# Problem statement:
Recast every line of the entries below as a Markdown table with the columns "Row" and "Line". Number the rows in order, and leave out any blank lines.

# Dataset records:
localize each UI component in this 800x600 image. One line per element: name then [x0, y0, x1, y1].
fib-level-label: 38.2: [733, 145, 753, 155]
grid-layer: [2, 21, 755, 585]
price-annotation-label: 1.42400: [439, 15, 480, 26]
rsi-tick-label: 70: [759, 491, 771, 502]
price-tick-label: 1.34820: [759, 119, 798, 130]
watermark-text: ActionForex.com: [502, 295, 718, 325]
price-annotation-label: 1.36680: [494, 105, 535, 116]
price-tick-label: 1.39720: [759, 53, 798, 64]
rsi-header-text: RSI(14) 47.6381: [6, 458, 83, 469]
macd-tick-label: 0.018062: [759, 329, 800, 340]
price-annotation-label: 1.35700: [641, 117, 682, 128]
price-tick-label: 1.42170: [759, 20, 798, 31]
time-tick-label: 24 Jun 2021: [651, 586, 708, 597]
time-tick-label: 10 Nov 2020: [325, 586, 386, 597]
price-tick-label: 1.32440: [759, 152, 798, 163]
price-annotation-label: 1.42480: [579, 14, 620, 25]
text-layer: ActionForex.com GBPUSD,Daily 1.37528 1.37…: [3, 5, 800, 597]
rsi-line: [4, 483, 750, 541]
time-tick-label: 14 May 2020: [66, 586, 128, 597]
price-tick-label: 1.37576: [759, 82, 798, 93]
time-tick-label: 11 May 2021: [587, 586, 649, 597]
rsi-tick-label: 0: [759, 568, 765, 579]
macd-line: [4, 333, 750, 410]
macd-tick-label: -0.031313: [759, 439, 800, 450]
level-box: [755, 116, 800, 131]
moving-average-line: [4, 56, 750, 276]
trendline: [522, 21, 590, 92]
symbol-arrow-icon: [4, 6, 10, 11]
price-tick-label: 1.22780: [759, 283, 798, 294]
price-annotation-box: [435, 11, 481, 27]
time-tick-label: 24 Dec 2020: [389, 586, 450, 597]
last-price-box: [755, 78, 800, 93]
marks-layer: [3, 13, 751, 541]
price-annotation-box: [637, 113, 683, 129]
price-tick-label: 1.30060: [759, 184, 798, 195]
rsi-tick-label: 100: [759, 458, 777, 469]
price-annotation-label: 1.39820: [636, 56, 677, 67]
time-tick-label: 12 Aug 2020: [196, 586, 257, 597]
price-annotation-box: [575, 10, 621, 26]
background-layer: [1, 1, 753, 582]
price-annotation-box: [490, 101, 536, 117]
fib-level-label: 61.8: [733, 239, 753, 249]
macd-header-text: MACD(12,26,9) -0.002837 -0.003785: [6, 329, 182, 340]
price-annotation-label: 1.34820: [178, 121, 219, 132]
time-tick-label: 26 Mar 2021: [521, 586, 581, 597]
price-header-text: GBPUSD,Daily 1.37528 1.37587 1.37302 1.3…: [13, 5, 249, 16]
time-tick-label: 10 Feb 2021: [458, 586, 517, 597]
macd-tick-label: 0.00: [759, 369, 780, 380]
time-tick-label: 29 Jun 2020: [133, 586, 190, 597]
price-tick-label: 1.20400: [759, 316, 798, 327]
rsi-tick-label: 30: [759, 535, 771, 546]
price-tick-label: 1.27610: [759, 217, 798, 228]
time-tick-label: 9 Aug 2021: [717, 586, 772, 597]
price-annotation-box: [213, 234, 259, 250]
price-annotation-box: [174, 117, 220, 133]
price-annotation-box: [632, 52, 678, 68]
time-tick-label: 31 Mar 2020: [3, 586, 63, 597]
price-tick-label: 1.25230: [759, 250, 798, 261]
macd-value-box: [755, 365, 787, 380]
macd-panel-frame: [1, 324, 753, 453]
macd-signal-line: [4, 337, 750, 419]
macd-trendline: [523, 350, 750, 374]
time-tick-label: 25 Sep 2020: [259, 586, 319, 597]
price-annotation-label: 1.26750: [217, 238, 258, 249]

# Task result:
| Row | Line |
|---|---|
| 1 | localize each UI component in this 800x600 image. One line per element: name then [x0, y0, x1, y1]. |
| 2 | fib-level-label: 38.2: [733, 145, 753, 155] |
| 3 | grid-layer: [2, 21, 755, 585] |
| 4 | price-annotation-label: 1.42400: [439, 15, 480, 26] |
| 5 | rsi-tick-label: 70: [759, 491, 771, 502] |
| 6 | price-tick-label: 1.34820: [759, 119, 798, 130] |
| 7 | watermark-text: ActionForex.com: [502, 295, 718, 325] |
| 8 | price-annotation-label: 1.36680: [494, 105, 535, 116] |
| 9 | price-tick-label: 1.39720: [759, 53, 798, 64] |
| 10 | rsi-header-text: RSI(14) 47.6381: [6, 458, 83, 469] |
| 11 | macd-tick-label: 0.018062: [759, 329, 800, 340] |
| 12 | price-annotation-label: 1.35700: [641, 117, 682, 128] |
| 13 | price-tick-label: 1.42170: [759, 20, 798, 31] |
| 14 | time-tick-label: 24 Jun 2021: [651, 586, 708, 597] |
| 15 | time-tick-label: 10 Nov 2020: [325, 586, 386, 597] |
| 16 | price-tick-label: 1.32440: [759, 152, 798, 163] |
| 17 | price-annotation-label: 1.42480: [579, 14, 620, 25] |
| 18 | text-layer: ActionForex.com GBPUSD,Daily 1.37528 1.37…: [3, 5, 800, 597] |
| 19 | rsi-line: [4, 483, 750, 541] |
| 20 | time-tick-label: 14 May 2020: [66, 586, 128, 597] |
| 21 | price-tick-label: 1.37576: [759, 82, 798, 93] |
| 22 | time-tick-label: 11 May 2021: [587, 586, 649, 597] |
| 23 | rsi-tick-label: 0: [759, 568, 765, 579] |
| 24 | macd-line: [4, 333, 750, 410] |
| 25 | macd-tick-label: -0.031313: [759, 439, 800, 450] |
| 26 | level-box: [755, 116, 800, 131] |
| 27 | moving-average-line: [4, 56, 750, 276] |
| 28 | trendline: [522, 21, 590, 92] |
| 29 | symbol-arrow-icon: [4, 6, 10, 11] |
| 30 | price-tick-label: 1.22780: [759, 283, 798, 294] |
| 31 | price-annotation-box: [435, 11, 481, 27] |
| 32 | time-tick-label: 24 Dec 2020: [389, 586, 450, 597] |
| 33 | last-price-box: [755, 78, 800, 93] |
| 34 | marks-layer: [3, 13, 751, 541] |
| 35 | price-annotation-box: [637, 113, 683, 129] |
| 36 | price-tick-label: 1.30060: [759, 184, 798, 195] |
| 37 | rsi-tick-label: 100: [759, 458, 777, 469] |
| 38 | price-annotation-label: 1.39820: [636, 56, 677, 67] |
| 39 | time-tick-label: 12 Aug 2020: [196, 586, 257, 597] |
| 40 | price-annotation-box: [575, 10, 621, 26] |
| 41 | background-layer: [1, 1, 753, 582] |
| 42 | price-annotation-box: [490, 101, 536, 117] |
| 43 | fib-level-label: 61.8: [733, 239, 753, 249] |
| 44 | macd-header-text: MACD(12,26,9) -0.002837 -0.003785: [6, 329, 182, 340] |
| 45 | price-annotation-label: 1.34820: [178, 121, 219, 132] |
| 46 | time-tick-label: 26 Mar 2021: [521, 586, 581, 597] |
| 47 | price-header-text: GBPUSD,Daily 1.37528 1.37587 1.37302 1.3…: [13, 5, 249, 16] |
| 48 | time-tick-label: 10 Feb 2021: [458, 586, 517, 597] |
| 49 | macd-tick-label: 0.00: [759, 369, 780, 380] |
| 50 | time-tick-label: 29 Jun 2020: [133, 586, 190, 597] |
| 51 | price-tick-label: 1.20400: [759, 316, 798, 327] |
| 52 | rsi-tick-label: 30: [759, 535, 771, 546] |
| 53 | price-tick-label: 1.27610: [759, 217, 798, 228] |
| 54 | time-tick-label: 9 Aug 2021: [717, 586, 772, 597] |
| 55 | price-annotation-box: [213, 234, 259, 250] |
| 56 | price-annotation-box: [174, 117, 220, 133] |
| 57 | price-annotation-box: [632, 52, 678, 68] |
| 58 | time-tick-label: 31 Mar 2020: [3, 586, 63, 597] |
| 59 | price-tick-label: 1.25230: [759, 250, 798, 261] |
| 60 | macd-value-box: [755, 365, 787, 380] |
| 61 | macd-panel-frame: [1, 324, 753, 453] |
| 62 | macd-signal-line: [4, 337, 750, 419] |
| 63 | macd-trendline: [523, 350, 750, 374] |
| 64 | time-tick-label: 25 Sep 2020: [259, 586, 319, 597] |
| 65 | price-annotation-label: 1.26750: [217, 238, 258, 249] |